Data for this exercise:
- - -
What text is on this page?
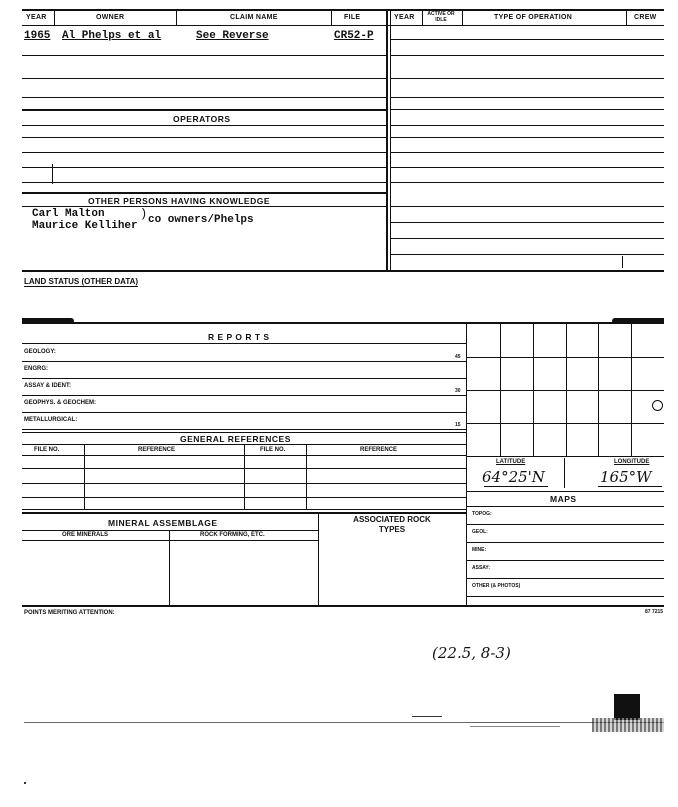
YEAR	OWNER	CLAIM NAME	FILE	YEAR	ACTIVE OR IDLE	TYPE OF OPERATION	CREW
1965 Al Phelps et al	See Reverse	CR52-P
OPERATORS
OTHER PERSONS HAVING KNOWLEDGE
Carl Malton
Maurice Kelliher
) co owners/Phelps
LAND STATUS (OTHER DATA)
R E P O R T S
GEOLOGY:
45
ENGRG:
ASSAY & IDENT:
30
GEOPHYS. & GEOCHEM:
METALLURGICAL:
15
LATITUDE	LONGITUDE
64°25'N	165°W
MAPS
TOPOG:
GEOL:
MINE:
ASSAY:
OTHER (& PHOTOS)
GENERAL REFERENCES
FILE NO.	REFERENCE	FILE NO.	REFERENCE
MINERAL ASSEMBLAGE	ASSOCIATED ROCK TYPES
ORE MINERALS	ROCK FORMING, ETC.
POINTS MERITING ATTENTION:	87 7215
(22.5, 8-3)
- - -
Line count for "OTHER": give the number of lines in the data above that include it, and nothing else.

Output for this exercise:
3